## Your goal:
Find the word "ヘンパーティー" in the data. Return every line where it appears.

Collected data

* * *

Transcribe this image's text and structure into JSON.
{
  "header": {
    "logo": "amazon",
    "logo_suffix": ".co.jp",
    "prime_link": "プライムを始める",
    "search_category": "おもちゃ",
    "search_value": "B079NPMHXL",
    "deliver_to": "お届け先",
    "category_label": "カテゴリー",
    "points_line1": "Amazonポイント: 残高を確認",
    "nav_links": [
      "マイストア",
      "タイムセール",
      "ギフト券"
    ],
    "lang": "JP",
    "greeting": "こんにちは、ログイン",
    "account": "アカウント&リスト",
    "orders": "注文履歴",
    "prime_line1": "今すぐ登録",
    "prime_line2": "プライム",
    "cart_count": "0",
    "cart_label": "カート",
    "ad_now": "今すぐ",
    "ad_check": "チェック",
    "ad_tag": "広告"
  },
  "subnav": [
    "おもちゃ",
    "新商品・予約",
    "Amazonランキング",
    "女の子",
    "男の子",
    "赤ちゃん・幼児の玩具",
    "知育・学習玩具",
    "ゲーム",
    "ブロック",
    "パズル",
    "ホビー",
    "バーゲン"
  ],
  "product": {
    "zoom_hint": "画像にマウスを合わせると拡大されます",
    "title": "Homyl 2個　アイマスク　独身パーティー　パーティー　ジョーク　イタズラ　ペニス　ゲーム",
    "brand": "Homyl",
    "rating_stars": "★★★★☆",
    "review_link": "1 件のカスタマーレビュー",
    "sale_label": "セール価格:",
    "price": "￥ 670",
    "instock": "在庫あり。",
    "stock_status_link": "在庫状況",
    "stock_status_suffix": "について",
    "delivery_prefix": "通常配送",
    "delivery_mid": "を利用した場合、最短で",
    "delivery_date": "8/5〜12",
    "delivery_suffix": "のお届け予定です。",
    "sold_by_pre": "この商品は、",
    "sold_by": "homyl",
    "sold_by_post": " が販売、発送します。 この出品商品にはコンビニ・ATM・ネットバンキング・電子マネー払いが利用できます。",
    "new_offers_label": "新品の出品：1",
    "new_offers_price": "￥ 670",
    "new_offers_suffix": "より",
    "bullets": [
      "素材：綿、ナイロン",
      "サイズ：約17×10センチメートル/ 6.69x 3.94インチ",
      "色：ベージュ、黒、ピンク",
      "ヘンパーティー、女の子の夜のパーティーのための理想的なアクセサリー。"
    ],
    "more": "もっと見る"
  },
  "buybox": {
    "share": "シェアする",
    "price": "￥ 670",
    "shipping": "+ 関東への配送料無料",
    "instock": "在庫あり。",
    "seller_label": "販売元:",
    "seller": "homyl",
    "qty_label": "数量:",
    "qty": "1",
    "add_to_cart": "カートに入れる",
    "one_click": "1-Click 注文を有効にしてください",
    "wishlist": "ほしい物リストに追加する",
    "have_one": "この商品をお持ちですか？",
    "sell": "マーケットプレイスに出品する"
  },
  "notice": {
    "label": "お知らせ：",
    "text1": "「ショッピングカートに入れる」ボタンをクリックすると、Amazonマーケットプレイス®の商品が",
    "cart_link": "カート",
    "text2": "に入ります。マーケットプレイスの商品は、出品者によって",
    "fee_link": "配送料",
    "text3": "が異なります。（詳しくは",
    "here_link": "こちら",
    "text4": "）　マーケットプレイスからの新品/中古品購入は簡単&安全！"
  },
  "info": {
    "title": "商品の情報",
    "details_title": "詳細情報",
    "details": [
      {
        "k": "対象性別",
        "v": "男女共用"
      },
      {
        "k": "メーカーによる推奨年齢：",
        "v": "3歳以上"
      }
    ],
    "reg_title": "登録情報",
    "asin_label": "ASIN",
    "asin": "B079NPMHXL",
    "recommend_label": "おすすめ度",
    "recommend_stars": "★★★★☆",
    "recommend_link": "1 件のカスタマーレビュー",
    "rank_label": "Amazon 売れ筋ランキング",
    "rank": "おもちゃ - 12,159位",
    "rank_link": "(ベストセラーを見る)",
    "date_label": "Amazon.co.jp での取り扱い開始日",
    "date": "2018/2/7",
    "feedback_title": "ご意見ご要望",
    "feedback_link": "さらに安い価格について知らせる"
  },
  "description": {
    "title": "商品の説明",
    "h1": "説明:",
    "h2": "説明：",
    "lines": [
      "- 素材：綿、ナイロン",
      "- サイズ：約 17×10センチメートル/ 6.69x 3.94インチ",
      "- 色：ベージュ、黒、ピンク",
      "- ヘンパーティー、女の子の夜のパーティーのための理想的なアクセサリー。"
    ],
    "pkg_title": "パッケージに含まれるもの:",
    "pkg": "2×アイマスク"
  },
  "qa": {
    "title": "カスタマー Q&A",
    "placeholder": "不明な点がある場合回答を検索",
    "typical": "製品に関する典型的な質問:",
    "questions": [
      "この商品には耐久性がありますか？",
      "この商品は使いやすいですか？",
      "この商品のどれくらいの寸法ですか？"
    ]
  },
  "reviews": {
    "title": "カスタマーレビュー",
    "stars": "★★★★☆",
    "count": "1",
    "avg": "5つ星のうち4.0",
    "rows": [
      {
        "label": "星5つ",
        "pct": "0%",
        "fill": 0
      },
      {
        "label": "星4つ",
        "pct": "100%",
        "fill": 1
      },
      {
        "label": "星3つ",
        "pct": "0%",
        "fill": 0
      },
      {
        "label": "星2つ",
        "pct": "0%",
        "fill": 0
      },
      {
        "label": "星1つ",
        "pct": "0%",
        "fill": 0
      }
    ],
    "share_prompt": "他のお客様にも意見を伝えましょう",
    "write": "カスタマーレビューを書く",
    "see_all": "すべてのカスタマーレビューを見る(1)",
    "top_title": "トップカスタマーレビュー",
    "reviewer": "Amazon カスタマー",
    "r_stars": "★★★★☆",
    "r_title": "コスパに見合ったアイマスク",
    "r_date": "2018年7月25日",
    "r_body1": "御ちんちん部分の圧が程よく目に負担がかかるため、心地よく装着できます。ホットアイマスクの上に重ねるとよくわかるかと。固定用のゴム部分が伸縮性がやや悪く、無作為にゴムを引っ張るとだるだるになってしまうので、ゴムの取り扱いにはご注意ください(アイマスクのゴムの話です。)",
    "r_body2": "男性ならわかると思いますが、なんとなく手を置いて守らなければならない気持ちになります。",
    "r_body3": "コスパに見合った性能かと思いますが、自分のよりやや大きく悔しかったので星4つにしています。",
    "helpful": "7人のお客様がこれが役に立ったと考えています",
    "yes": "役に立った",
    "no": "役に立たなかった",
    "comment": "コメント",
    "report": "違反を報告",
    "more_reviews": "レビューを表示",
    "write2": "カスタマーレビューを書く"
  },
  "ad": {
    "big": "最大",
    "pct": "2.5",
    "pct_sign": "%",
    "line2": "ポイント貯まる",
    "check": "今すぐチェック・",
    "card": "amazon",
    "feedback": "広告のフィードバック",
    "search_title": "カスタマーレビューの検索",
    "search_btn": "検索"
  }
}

* * *

## Written answer:
      "ヘンパーティー、女の子の夜のパーティーのための理想的なアクセサリー。"
      "- ヘンパーティー、女の子の夜のパーティーのための理想的なアクセサリー。"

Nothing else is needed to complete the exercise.